# Exercise 1
In the credit card article, what was the name of John Biggins' bank?
# Exercise 2
Write out the passage of the credit card article that begins at "However 2015 hints" and stops after "access their devices.", swapping "smartphone" for "phone".

# Text provided
▼▼▼

There is growing use of digital payments but does that mean the credit card has had its day?
Though credit is often given to Frank McNamara, the co-founder of the Diners Club charge card, the concept of the credit card was the brainchild of Brooklyn banker John Biggins who invented “Charg-It”, which appeared about three years before Diners Club was formed.
At the time, customers could use the card only for local purchases, and they had to have an account at Biggins’ bank, the Flatbush National.
Diners Club, the world’s first independent credit card company, appeared in 1950, apparently conceived after co-founder Frank McNamara forgot his wallet when he went out to dinner one night.
According to the book, The Dollar Code: Get Out Of Debt with One Number, McNamara negotiated his way out of washing dishes to earn back the cost of his dinner by signing for it and promising to reimburse the restaurant.
These days in Australia, Diners Club and American Express credit cards only account for around 15 per cent of transactions with Visa and Mastercard making up the other 85 per cent of the market. Worldwide, Diners Club cards account for less than half a per cent of global purchase transactions.
Credit and debit cards in Australia have remained popular, with over 57 million credit and debit cards in issuance according to a 2015 Reserve Bank report. Globally, the popularity of credit, debit and prepaid cards has surged over 13 per cent from from the previous year to more than 8.3 billion in circulation in 2013, according to the Global Cards Nilson Report.
With the arrival of digital payments many commentators have predicted that monetised plastic has had its day. But, despite the hot air, credit cards are clearly still on the up and up, at least globally.
The big players – Amex, Diners, JCB, MasterCard, UnionPay and Visa – generated $US168.56 billion in transactions in 2013, a rise of $US19.17 billion or 12.8 per cent on the previous year.
There are more than 16.3 million active credit card accounts operating in Australia, according to the Reserve Bank in December 2015, a rise of 3.5 per cent from the previous year: The average credit balance of card holders was around $3200, according to RBA statistics in August 2015.
However 2015 hints at what might be the beginning of the end for the credit card as digital payments hustle to become the norm.
The invention of the smartphone thumb scanner and face-detection password technology, consumers are becoming increasingly comfortable using their bio-markers to access their devices.

▲▲▲

(Data items)
▼▼▼

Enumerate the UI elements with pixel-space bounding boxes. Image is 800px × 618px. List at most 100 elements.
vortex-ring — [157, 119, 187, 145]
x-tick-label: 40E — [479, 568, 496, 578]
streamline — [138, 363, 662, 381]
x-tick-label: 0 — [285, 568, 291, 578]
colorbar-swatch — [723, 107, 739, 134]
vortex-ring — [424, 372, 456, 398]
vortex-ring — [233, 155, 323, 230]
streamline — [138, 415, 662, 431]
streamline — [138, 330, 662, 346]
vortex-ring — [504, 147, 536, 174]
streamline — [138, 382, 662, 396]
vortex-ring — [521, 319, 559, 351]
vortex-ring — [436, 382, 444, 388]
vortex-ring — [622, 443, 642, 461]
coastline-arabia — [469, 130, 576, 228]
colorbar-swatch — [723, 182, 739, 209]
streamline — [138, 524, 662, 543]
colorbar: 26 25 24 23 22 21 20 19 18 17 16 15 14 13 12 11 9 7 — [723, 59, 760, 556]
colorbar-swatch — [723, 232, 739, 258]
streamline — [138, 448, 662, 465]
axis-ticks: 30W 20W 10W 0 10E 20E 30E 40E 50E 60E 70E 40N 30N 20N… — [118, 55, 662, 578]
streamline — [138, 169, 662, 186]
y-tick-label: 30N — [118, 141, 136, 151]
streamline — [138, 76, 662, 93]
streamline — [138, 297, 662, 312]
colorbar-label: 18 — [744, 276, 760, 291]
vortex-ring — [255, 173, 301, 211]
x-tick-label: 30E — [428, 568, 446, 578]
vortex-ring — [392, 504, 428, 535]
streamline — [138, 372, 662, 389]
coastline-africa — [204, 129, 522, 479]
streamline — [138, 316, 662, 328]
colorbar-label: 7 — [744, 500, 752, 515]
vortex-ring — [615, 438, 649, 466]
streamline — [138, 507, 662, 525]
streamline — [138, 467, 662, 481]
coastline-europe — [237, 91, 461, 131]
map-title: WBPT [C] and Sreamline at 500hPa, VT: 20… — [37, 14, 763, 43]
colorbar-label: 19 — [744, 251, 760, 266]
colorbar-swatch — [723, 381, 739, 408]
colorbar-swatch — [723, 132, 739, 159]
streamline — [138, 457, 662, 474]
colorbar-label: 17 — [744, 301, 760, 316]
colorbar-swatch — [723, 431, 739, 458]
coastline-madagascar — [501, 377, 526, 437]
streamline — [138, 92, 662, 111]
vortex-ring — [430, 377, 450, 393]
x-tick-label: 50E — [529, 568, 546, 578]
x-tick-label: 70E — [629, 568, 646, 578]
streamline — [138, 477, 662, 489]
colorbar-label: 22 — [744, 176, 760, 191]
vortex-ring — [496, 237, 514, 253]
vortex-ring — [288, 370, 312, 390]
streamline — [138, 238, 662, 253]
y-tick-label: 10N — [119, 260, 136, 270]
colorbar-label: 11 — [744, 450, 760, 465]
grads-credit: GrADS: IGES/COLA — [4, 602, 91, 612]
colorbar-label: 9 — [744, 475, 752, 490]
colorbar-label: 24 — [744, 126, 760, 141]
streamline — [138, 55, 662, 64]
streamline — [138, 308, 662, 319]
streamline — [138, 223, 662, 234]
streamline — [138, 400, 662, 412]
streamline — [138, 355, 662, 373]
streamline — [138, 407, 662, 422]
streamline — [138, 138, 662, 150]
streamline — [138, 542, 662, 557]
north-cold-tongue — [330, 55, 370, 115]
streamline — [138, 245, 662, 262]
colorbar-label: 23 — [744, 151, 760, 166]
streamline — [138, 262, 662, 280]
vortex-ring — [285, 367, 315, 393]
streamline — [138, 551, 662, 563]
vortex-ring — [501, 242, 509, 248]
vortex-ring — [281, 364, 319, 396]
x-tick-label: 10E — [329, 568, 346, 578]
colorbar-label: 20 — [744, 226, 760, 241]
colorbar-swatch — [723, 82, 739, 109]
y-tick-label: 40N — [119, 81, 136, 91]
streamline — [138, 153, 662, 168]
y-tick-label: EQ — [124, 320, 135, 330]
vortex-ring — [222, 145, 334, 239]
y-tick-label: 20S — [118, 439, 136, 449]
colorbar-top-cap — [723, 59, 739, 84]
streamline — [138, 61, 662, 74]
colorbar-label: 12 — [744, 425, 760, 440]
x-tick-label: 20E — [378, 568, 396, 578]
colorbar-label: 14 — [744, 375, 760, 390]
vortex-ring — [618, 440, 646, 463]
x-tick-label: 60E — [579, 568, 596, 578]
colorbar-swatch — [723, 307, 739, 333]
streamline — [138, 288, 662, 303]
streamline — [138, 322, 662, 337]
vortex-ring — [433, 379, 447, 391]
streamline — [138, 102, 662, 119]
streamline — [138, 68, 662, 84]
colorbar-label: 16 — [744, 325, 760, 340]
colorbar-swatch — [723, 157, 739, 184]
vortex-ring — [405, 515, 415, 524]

▲▲▲

# Response 1
The Flatbush National.

# Response 2
However 2015 hints at what might be the beginning of the end for the credit card as digital payments hustle to become the norm.
The invention of the phone thumb scanner and face-detection password technology, consumers are becoming increasingly comfortable using their bio-markers to access their devices.